Given request >> Will you give the material below again, every line exactly as it is?

Records >>
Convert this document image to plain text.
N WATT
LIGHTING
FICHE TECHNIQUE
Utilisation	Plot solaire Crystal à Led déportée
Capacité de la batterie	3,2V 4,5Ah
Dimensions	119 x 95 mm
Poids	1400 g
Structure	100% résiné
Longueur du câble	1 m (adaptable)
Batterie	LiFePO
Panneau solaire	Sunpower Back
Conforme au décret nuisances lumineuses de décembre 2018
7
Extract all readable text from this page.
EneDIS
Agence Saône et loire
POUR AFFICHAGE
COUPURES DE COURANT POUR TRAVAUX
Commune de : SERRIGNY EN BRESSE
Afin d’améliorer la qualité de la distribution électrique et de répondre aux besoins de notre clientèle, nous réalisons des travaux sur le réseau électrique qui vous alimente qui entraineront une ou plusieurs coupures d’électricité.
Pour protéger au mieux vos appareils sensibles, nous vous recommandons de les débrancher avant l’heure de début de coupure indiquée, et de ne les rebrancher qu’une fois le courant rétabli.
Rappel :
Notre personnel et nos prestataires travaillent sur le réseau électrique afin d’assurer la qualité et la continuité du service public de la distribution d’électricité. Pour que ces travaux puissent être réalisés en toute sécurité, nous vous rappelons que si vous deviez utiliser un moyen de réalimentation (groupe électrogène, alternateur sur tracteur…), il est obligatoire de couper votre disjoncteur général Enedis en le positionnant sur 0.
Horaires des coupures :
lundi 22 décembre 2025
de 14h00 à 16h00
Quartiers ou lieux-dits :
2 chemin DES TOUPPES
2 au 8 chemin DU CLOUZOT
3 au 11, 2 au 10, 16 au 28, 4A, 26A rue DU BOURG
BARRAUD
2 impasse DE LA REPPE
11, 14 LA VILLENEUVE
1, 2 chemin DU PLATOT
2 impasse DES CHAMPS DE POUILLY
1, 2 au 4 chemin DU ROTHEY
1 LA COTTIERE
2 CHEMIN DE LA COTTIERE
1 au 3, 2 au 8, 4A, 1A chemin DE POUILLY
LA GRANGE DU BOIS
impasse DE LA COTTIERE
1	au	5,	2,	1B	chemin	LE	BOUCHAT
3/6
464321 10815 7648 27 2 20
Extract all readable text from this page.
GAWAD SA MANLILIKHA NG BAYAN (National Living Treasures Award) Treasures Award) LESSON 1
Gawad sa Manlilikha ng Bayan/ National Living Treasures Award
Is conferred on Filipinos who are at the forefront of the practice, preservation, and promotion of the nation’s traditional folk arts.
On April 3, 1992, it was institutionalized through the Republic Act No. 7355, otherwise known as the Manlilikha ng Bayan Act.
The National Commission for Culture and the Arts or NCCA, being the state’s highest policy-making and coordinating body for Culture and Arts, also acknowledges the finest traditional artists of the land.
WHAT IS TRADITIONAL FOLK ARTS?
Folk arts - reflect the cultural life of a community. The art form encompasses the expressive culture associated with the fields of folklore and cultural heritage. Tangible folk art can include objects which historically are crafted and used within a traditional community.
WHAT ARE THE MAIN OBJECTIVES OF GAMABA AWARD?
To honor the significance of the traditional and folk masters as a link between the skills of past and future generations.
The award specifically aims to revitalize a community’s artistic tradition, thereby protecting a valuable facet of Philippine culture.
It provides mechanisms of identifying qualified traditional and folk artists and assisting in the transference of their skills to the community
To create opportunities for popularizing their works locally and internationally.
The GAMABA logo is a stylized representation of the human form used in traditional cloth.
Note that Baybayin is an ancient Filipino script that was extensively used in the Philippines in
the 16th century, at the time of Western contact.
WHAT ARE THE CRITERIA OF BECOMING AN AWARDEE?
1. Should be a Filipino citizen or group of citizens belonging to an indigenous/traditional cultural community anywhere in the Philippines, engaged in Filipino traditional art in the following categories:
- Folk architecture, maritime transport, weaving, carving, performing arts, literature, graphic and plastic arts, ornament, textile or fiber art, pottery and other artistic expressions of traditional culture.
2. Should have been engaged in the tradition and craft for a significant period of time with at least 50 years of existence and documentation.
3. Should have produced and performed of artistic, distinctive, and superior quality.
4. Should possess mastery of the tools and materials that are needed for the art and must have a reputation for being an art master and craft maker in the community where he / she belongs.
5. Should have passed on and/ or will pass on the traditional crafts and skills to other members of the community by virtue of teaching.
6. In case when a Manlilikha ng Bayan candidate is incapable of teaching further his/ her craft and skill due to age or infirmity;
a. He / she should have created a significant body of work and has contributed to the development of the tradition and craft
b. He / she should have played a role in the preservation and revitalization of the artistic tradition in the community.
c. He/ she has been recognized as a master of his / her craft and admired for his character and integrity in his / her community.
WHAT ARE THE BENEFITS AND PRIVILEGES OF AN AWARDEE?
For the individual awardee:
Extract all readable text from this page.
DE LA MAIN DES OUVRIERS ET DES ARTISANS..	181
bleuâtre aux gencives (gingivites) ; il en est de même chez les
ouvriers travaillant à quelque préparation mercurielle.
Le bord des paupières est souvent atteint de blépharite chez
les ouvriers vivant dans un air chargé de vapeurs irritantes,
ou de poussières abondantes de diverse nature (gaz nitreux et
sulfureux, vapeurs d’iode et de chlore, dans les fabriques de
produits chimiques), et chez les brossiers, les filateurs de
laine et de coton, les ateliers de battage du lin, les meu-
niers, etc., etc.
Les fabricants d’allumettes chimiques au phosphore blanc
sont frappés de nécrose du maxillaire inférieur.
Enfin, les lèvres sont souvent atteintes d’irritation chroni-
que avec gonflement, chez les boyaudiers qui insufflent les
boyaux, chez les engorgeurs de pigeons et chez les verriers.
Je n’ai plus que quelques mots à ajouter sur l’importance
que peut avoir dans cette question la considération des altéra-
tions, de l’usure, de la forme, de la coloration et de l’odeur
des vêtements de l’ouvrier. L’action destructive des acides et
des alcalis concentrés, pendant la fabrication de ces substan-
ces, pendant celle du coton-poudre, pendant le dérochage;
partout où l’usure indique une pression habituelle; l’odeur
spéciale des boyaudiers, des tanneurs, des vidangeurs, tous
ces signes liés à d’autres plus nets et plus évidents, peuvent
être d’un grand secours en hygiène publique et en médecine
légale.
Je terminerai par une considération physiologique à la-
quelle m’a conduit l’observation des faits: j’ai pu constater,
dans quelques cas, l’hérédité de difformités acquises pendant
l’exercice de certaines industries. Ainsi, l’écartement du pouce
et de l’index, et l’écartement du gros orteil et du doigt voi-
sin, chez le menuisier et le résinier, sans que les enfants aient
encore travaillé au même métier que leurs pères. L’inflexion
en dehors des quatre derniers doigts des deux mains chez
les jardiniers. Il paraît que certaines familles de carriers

Result of the exercise >>
Convert this document image to plain text.
N WATT
LIGHTING
FICHE TECHNIQUE
Utilisation	Plot solaire Crystal à Led déportée
Capacité de la batterie	3,2V 4,5Ah
Dimensions	119 x 95 mm
Poids	1400 g
Structure	100% résiné
Longueur du câble	1 m (adaptable)
Batterie	LiFePO
Panneau solaire	Sunpower Back
Conforme au décret nuisances lumineuses de décembre 2018
7
Extract all readable text from this page.
EneDIS
Agence Saône et loire
POUR AFFICHAGE
COUPURES DE COURANT POUR TRAVAUX
Commune de : SERRIGNY EN BRESSE
Afin d’améliorer la qualité de la distribution électrique et de répondre aux besoins de notre clientèle, nous réalisons des travaux sur le réseau électrique qui vous alimente qui entraineront une ou plusieurs coupures d’électricité.
Pour protéger au mieux vos appareils sensibles, nous vous recommandons de les débrancher avant l’heure de début de coupure indiquée, et de ne les rebrancher qu’une fois le courant rétabli.
Rappel :
Notre personnel et nos prestataires travaillent sur le réseau électrique afin d’assurer la qualité et la continuité du service public de la distribution d’électricité. Pour que ces travaux puissent être réalisés en toute sécurité, nous vous rappelons que si vous deviez utiliser un moyen de réalimentation (groupe électrogène, alternateur sur tracteur…), il est obligatoire de couper votre disjoncteur général Enedis en le positionnant sur 0.
Horaires des coupures :
lundi 22 décembre 2025
de 14h00 à 16h00
Quartiers ou lieux-dits :
2 chemin DES TOUPPES
2 au 8 chemin DU CLOUZOT
3 au 11, 2 au 10, 16 au 28, 4A, 26A rue DU BOURG
BARRAUD
2 impasse DE LA REPPE
11, 14 LA VILLENEUVE
1, 2 chemin DU PLATOT
2 impasse DES CHAMPS DE POUILLY
1, 2 au 4 chemin DU ROTHEY
1 LA COTTIERE
2 CHEMIN DE LA COTTIERE
1 au 3, 2 au 8, 4A, 1A chemin DE POUILLY
LA GRANGE DU BOIS
impasse DE LA COTTIERE
1	au	5,	2,	1B	chemin	LE	BOUCHAT
3/6
464321 10815 7648 27 2 20
Extract all readable text from this page.
GAWAD SA MANLILIKHA NG BAYAN (National Living Treasures Award) Treasures Award) LESSON 1
Gawad sa Manlilikha ng Bayan/ National Living Treasures Award
Is conferred on Filipinos who are at the forefront of the practice, preservation, and promotion of the nation’s traditional folk arts.
On April 3, 1992, it was institutionalized through the Republic Act No. 7355, otherwise known as the Manlilikha ng Bayan Act.
The National Commission for Culture and the Arts or NCCA, being the state’s highest policy-making and coordinating body for Culture and Arts, also acknowledges the finest traditional artists of the land.
WHAT IS TRADITIONAL FOLK ARTS?
Folk arts - reflect the cultural life of a community. The art form encompasses the expressive culture associated with the fields of folklore and cultural heritage. Tangible folk art can include objects which historically are crafted and used within a traditional community.
WHAT ARE THE MAIN OBJECTIVES OF GAMABA AWARD?
To honor the significance of the traditional and folk masters as a link between the skills of past and future generations.
The award specifically aims to revitalize a community’s artistic tradition, thereby protecting a valuable facet of Philippine culture.
It provides mechanisms of identifying qualified traditional and folk artists and assisting in the transference of their skills to the community
To create opportunities for popularizing their works locally and internationally.
The GAMABA logo is a stylized representation of the human form used in traditional cloth.
Note that Baybayin is an ancient Filipino script that was extensively used in the Philippines in
the 16th century, at the time of Western contact.
WHAT ARE THE CRITERIA OF BECOMING AN AWARDEE?
1. Should be a Filipino citizen or group of citizens belonging to an indigenous/traditional cultural community anywhere in the Philippines, engaged in Filipino traditional art in the following categories:
- Folk architecture, maritime transport, weaving, carving, performing arts, literature, graphic and plastic arts, ornament, textile or fiber art, pottery and other artistic expressions of traditional culture.
2. Should have been engaged in the tradition and craft for a significant period of time with at least 50 years of existence and documentation.
3. Should have produced and performed of artistic, distinctive, and superior quality.
4. Should possess mastery of the tools and materials that are needed for the art and must have a reputation for being an art master and craft maker in the community where he / she belongs.
5. Should have passed on and/ or will pass on the traditional crafts and skills to other members of the community by virtue of teaching.
6. In case when a Manlilikha ng Bayan candidate is incapable of teaching further his/ her craft and skill due to age or infirmity;
a. He / she should have created a significant body of work and has contributed to the development of the tradition and craft
b. He / she should have played a role in the preservation and revitalization of the artistic tradition in the community.
c. He/ she has been recognized as a master of his / her craft and admired for his character and integrity in his / her community.
WHAT ARE THE BENEFITS AND PRIVILEGES OF AN AWARDEE?
For the individual awardee:
Extract all readable text from this page.
DE LA MAIN DES OUVRIERS ET DES ARTISANS..	181
bleuâtre aux gencives (gingivites) ; il en est de même chez les
ouvriers travaillant à quelque préparation mercurielle.
Le bord des paupières est souvent atteint de blépharite chez
les ouvriers vivant dans un air chargé de vapeurs irritantes,
ou de poussières abondantes de diverse nature (gaz nitreux et
sulfureux, vapeurs d’iode et de chlore, dans les fabriques de
produits chimiques), et chez les brossiers, les filateurs de
laine et de coton, les ateliers de battage du lin, les meu-
niers, etc., etc.
Les fabricants d’allumettes chimiques au phosphore blanc
sont frappés de nécrose du maxillaire inférieur.
Enfin, les lèvres sont souvent atteintes d’irritation chroni-
que avec gonflement, chez les boyaudiers qui insufflent les
boyaux, chez les engorgeurs de pigeons et chez les verriers.
Je n’ai plus que quelques mots à ajouter sur l’importance
que peut avoir dans cette question la considération des altéra-
tions, de l’usure, de la forme, de la coloration et de l’odeur
des vêtements de l’ouvrier. L’action destructive des acides et
des alcalis concentrés, pendant la fabrication de ces substan-
ces, pendant celle du coton-poudre, pendant le dérochage;
partout où l’usure indique une pression habituelle; l’odeur
spéciale des boyaudiers, des tanneurs, des vidangeurs, tous
ces signes liés à d’autres plus nets et plus évidents, peuvent
être d’un grand secours en hygiène publique et en médecine
légale.
Je terminerai par une considération physiologique à la-
quelle m’a conduit l’observation des faits: j’ai pu constater,
dans quelques cas, l’hérédité de difformités acquises pendant
l’exercice de certaines industries. Ainsi, l’écartement du pouce
et de l’index, et l’écartement du gros orteil et du doigt voi-
sin, chez le menuisier et le résinier, sans que les enfants aient
encore travaillé au même métier que leurs pères. L’inflexion
en dehors des quatre derniers doigts des deux mains chez
les jardiniers. Il paraît que certaines familles de carriers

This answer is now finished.